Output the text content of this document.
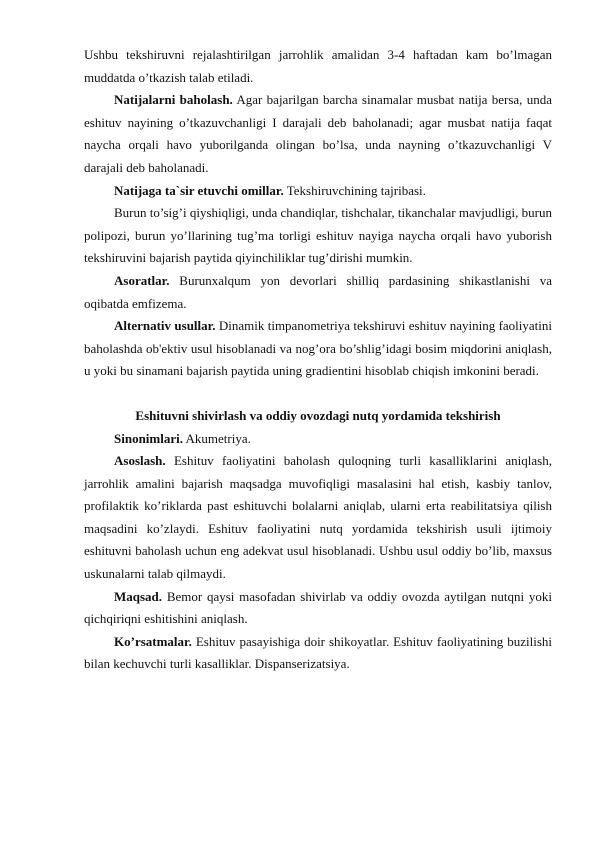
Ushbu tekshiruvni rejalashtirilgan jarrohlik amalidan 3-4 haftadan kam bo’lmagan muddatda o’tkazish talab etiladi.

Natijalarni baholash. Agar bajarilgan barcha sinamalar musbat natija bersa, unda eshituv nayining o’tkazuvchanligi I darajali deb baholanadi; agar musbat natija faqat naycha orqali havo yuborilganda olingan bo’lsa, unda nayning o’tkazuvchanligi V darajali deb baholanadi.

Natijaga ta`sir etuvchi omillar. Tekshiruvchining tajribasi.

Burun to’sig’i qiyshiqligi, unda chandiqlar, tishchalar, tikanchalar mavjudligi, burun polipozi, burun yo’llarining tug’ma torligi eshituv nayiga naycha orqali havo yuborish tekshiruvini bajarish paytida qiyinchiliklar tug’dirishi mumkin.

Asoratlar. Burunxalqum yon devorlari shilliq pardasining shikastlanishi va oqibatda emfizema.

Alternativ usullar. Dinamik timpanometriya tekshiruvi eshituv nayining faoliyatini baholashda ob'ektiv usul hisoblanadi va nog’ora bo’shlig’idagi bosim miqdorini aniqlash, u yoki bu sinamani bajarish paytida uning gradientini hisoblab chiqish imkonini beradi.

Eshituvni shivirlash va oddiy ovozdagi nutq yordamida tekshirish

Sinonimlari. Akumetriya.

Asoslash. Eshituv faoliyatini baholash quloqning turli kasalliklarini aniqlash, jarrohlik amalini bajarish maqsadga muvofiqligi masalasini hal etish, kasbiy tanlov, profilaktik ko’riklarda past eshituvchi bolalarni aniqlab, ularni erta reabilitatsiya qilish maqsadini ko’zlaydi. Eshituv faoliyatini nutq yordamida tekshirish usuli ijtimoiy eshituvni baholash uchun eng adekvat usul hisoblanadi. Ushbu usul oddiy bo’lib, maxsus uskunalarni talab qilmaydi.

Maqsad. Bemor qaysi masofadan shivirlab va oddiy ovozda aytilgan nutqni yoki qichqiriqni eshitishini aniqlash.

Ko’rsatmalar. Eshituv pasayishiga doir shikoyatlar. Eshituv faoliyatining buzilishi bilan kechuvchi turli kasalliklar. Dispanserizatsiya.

> **Required work**:
Do not copy the pictures, but repeat every line exactly.

> **Result of this exercise**:
Output the text content of this document.
Ushbu tekshiruvni rejalashtirilgan jarrohlik amalidan 3-4 haftadan kam bo’lmagan muddatda o’tkazish talab etiladi.

Natijalarni baholash. Agar bajarilgan barcha sinamalar musbat natija bersa, unda eshituv nayining o’tkazuvchanligi I darajali deb baholanadi; agar musbat natija faqat naycha orqali havo yuborilganda olingan bo’lsa, unda nayning o’tkazuvchanligi V darajali deb baholanadi.

Natijaga ta`sir etuvchi omillar. Tekshiruvchining tajribasi.

Burun to’sig’i qiyshiqligi, unda chandiqlar, tishchalar, tikanchalar mavjudligi, burun polipozi, burun yo’llarining tug’ma torligi eshituv nayiga naycha orqali havo yuborish tekshiruvini bajarish paytida qiyinchiliklar tug’dirishi mumkin.

Asoratlar. Burunxalqum yon devorlari shilliq pardasining shikastlanishi va oqibatda emfizema.

Alternativ usullar. Dinamik timpanometriya tekshiruvi eshituv nayining faoliyatini baholashda ob'ektiv usul hisoblanadi va nog’ora bo’shlig’idagi bosim miqdorini aniqlash, u yoki bu sinamani bajarish paytida uning gradientini hisoblab chiqish imkonini beradi.

Eshituvni shivirlash va oddiy ovozdagi nutq yordamida tekshirish

Sinonimlari. Akumetriya.

Asoslash. Eshituv faoliyatini baholash quloqning turli kasalliklarini aniqlash, jarrohlik amalini bajarish maqsadga muvofiqligi masalasini hal etish, kasbiy tanlov, profilaktik ko’riklarda past eshituvchi bolalarni aniqlab, ularni erta reabilitatsiya qilish maqsadini ko’zlaydi. Eshituv faoliyatini nutq yordamida tekshirish usuli ijtimoiy eshituvni baholash uchun eng adekvat usul hisoblanadi. Ushbu usul oddiy bo’lib, maxsus uskunalarni talab qilmaydi.

Maqsad. Bemor qaysi masofadan shivirlab va oddiy ovozda aytilgan nutqni yoki qichqiriqni eshitishini aniqlash.

Ko’rsatmalar. Eshituv pasayishiga doir shikoyatlar. Eshituv faoliyatining buzilishi bilan kechuvchi turli kasalliklar. Dispanserizatsiya.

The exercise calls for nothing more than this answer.